*The problem*
For each line below that contains the string "balances", copy that line.

*Records for processing*
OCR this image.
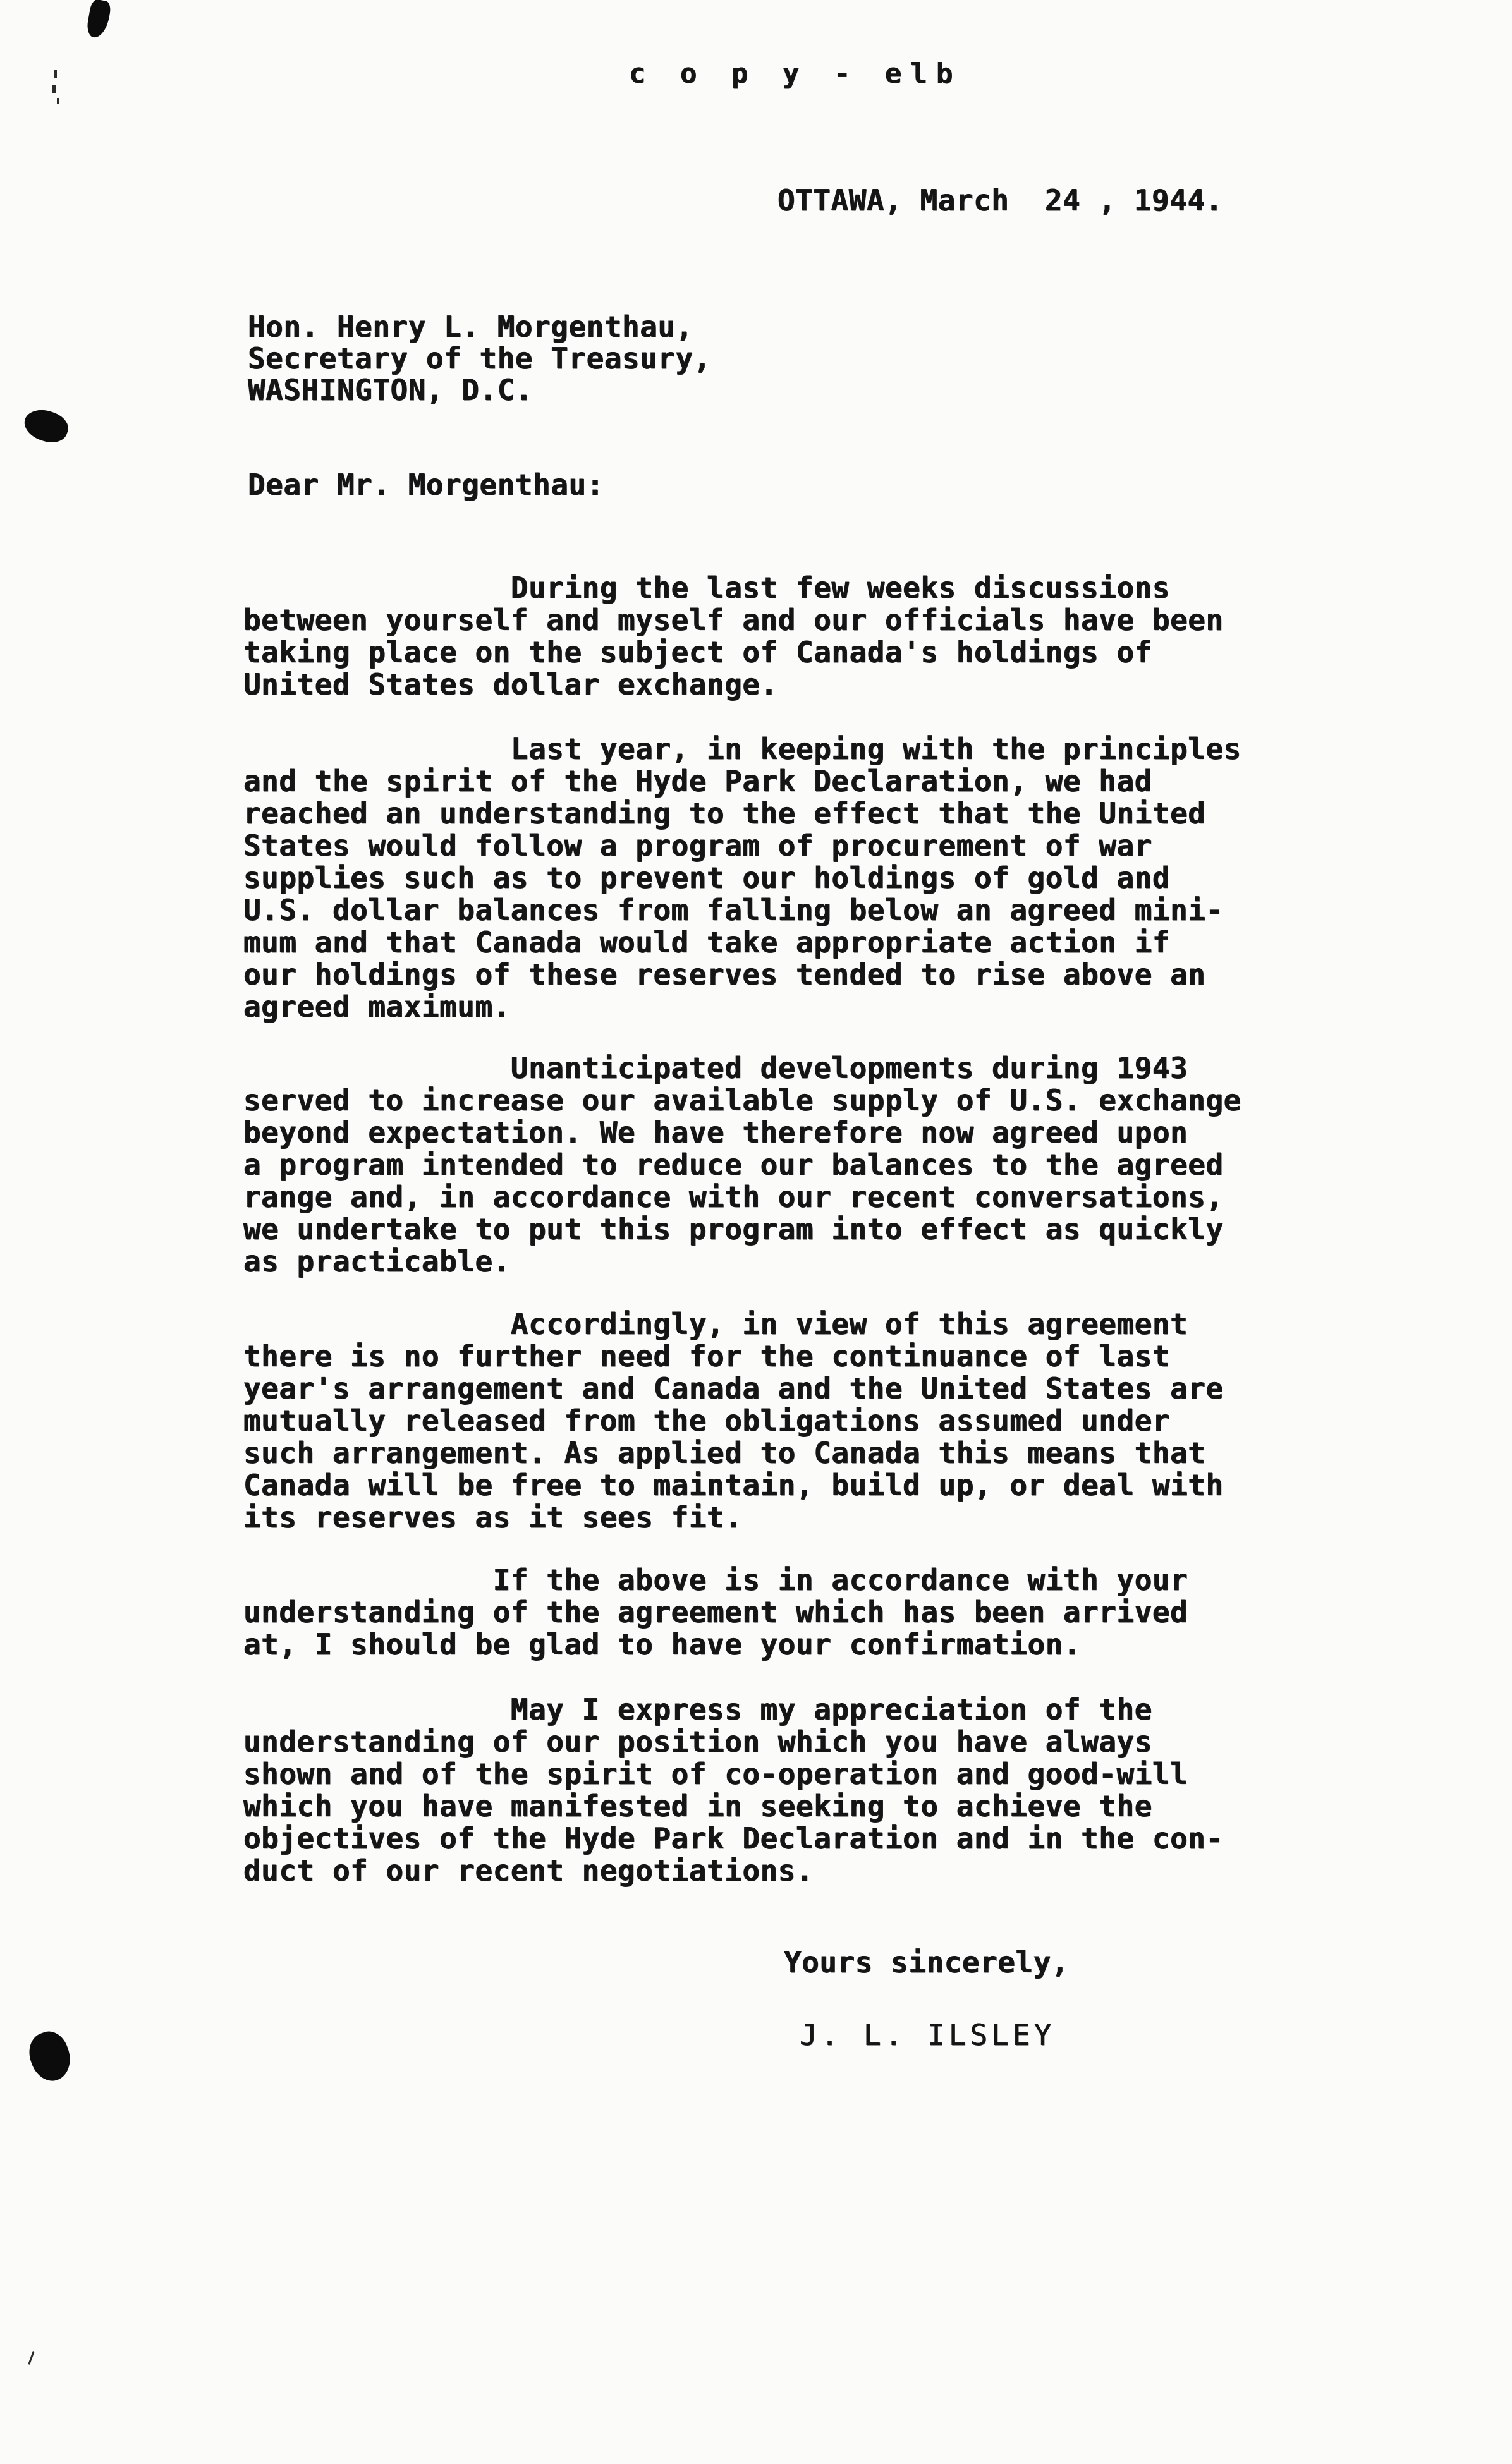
c o p y - elb
OTTAWA, March  24 , 1944.
Hon. Henry L. Morgenthau,
Secretary of the Treasury,
WASHINGTON, D.C.
Dear Mr. Morgenthau:
During the last few weeks discussions
between yourself and myself and our officials have been
taking place on the subject of Canada's holdings of
United States dollar exchange.
Last year, in keeping with the principles
and the spirit of the Hyde Park Declaration, we had
reached an understanding to the effect that the United
States would follow a program of procurement of war
supplies such as to prevent our holdings of gold and
U.S. dollar balances from falling below an agreed mini-
mum and that Canada would take appropriate action if
our holdings of these reserves tended to rise above an
agreed maximum.
Unanticipated developments during 1943
served to increase our available supply of U.S. exchange
beyond expectation. We have therefore now agreed upon
a program intended to reduce our balances to the agreed
range and, in accordance with our recent conversations,
we undertake to put this program into effect as quickly
as practicable.
Accordingly, in view of this agreement
there is no further need for the continuance of last
year's arrangement and Canada and the United States are
mutually released from the obligations assumed under
such arrangement. As applied to Canada this means that
Canada will be free to maintain, build up, or deal with
its reserves as it sees fit.
If the above is in accordance with your
understanding of the agreement which has been arrived
at, I should be glad to have your confirmation.
May I express my appreciation of the
understanding of our position which you have always
shown and of the spirit of co-operation and good-will
which you have manifested in seeking to achieve the
objectives of the Hyde Park Declaration and in the con-
duct of our recent negotiations.
Yours sincerely,
J. L. ILSLEY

*Written answer*
U.S. dollar balances from falling below an agreed mini-
a program intended to reduce our balances to the agreed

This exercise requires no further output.